-- What the task requires --
Can you transcribe every entry word for word, skipping the images?
____________
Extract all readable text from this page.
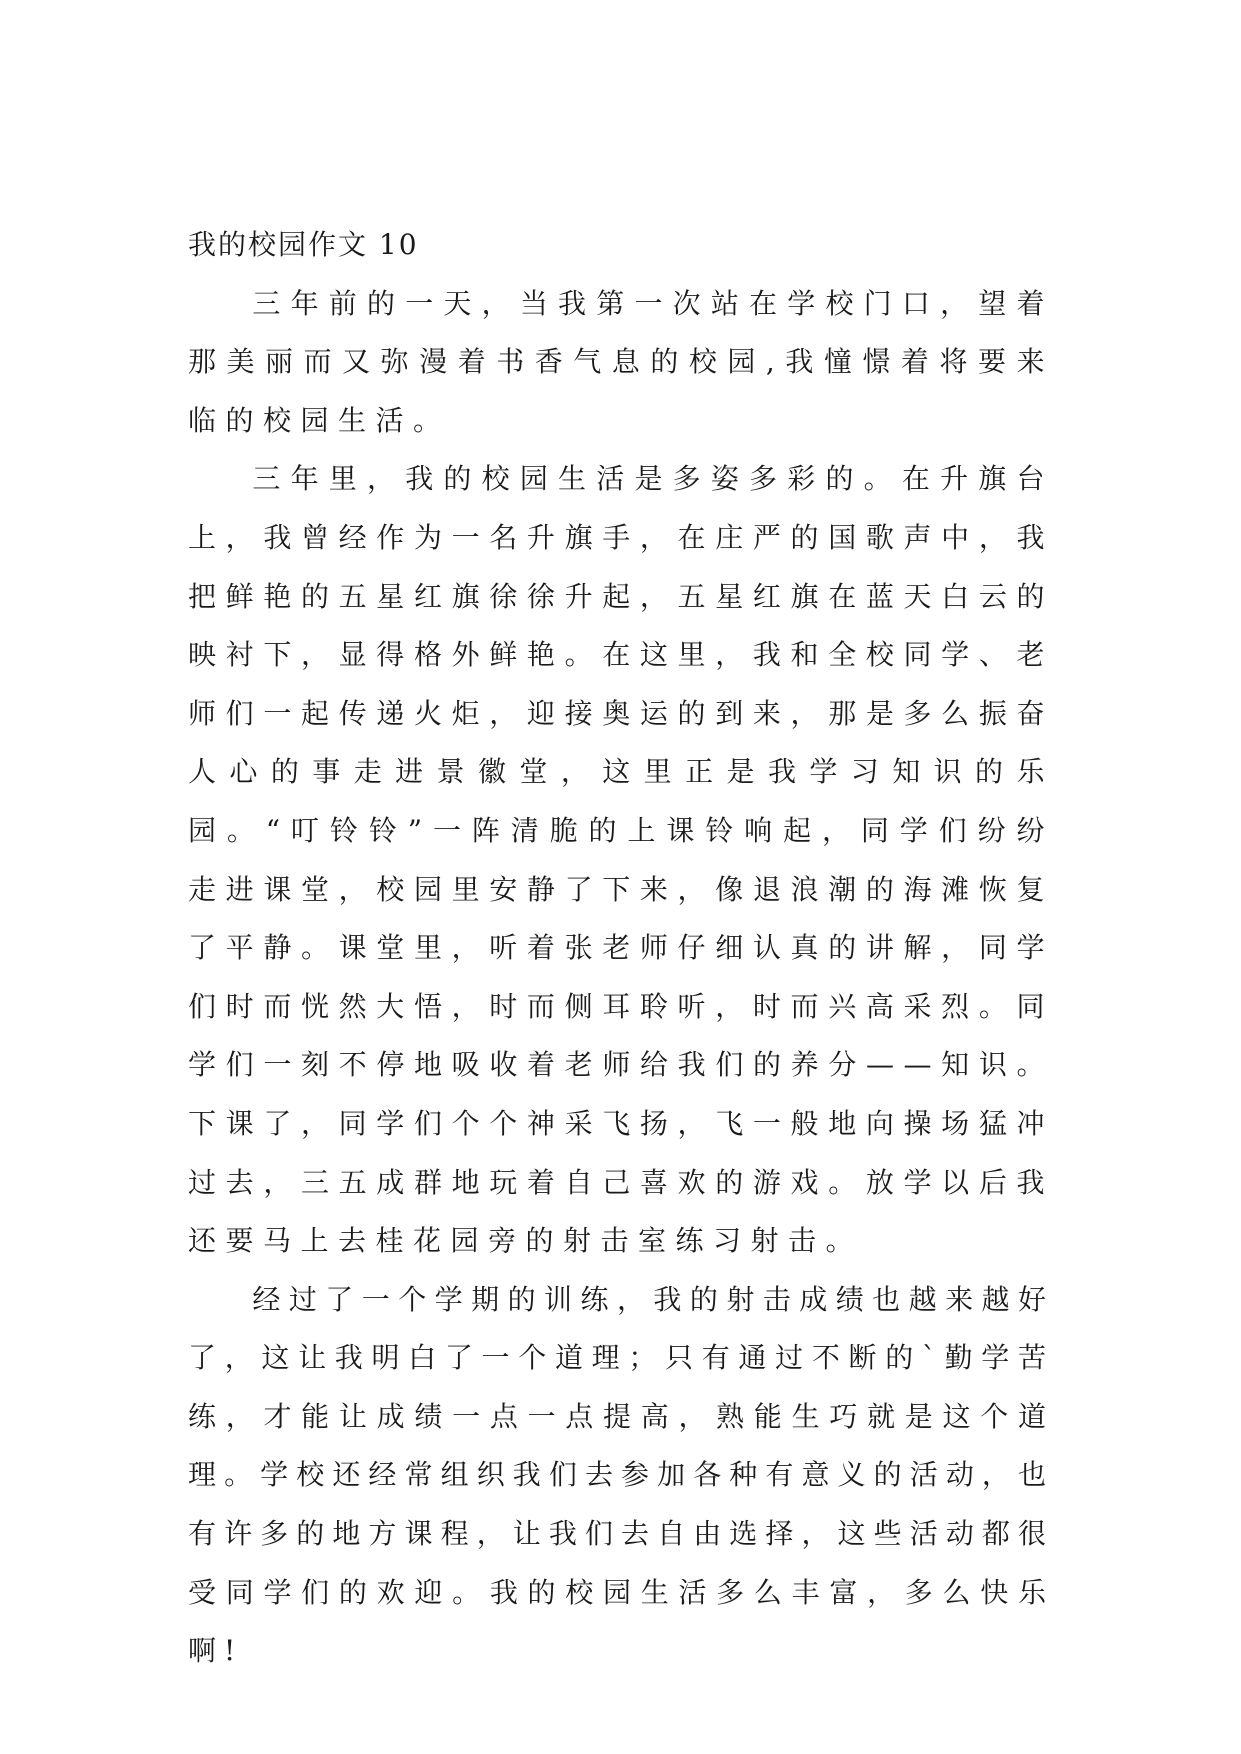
我的校园作文 10

三年前的一天，当我第一次站在学校门口，望着那美丽而又弥漫着书香气息的校园,我憧憬着将要来临的校园生活。

三年里，我的校园生活是多姿多彩的。在升旗台上，我曾经作为一名升旗手，在庄严的国歌声中，我把鲜艳的五星红旗徐徐升起，五星红旗在蓝天白云的映衬下，显得格外鲜艳。在这里，我和全校同学、老师们一起传递火炬，迎接奥运的到来，那是多么振奋人心的事走进景徽堂，这里正是我学习知识的乐园。“叮铃铃”一阵清脆的上课铃响起，同学们纷纷走进课堂，校园里安静了下来，像退浪潮的海滩恢复了平静。课堂里，听着张老师仔细认真的讲解，同学们时而恍然大悟，时而侧耳聆听，时而兴高采烈。同学们一刻不停地吸收着老师给我们的养分——知识。下课了，同学们个个神采飞扬，飞一般地向操场猛冲过去，三五成群地玩着自己喜欢的游戏。放学以后我还要马上去桂花园旁的射击室练习射击。

经过了一个学期的训练，我的射击成绩也越来越好了，这让我明白了一个道理；只有通过不断的`勤学苦练，才能让成绩一点一点提高，熟能生巧就是这个道理。学校还经常组织我们去参加各种有意义的活动，也有许多的地方课程，让我们去自由选择，这些活动都很受同学们的欢迎。我的校园生活多么丰富，多么快乐啊!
____________
-- Response for this exercise --
Extract all readable text from this page.
我的校园作文 10

三年前的一天，当我第一次站在学校门口，望着那美丽而又弥漫着书香气息的校园,我憧憬着将要来临的校园生活。

三年里，我的校园生活是多姿多彩的。在升旗台上，我曾经作为一名升旗手，在庄严的国歌声中，我把鲜艳的五星红旗徐徐升起，五星红旗在蓝天白云的映衬下，显得格外鲜艳。在这里，我和全校同学、老师们一起传递火炬，迎接奥运的到来，那是多么振奋人心的事走进景徽堂，这里正是我学习知识的乐园。“叮铃铃”一阵清脆的上课铃响起，同学们纷纷走进课堂，校园里安静了下来，像退浪潮的海滩恢复了平静。课堂里，听着张老师仔细认真的讲解，同学们时而恍然大悟，时而侧耳聆听，时而兴高采烈。同学们一刻不停地吸收着老师给我们的养分——知识。下课了，同学们个个神采飞扬，飞一般地向操场猛冲过去，三五成群地玩着自己喜欢的游戏。放学以后我还要马上去桂花园旁的射击室练习射击。

经过了一个学期的训练，我的射击成绩也越来越好了，这让我明白了一个道理；只有通过不断的`勤学苦练，才能让成绩一点一点提高，熟能生巧就是这个道理。学校还经常组织我们去参加各种有意义的活动，也有许多的地方课程，让我们去自由选择，这些活动都很受同学们的欢迎。我的校园生活多么丰富，多么快乐啊!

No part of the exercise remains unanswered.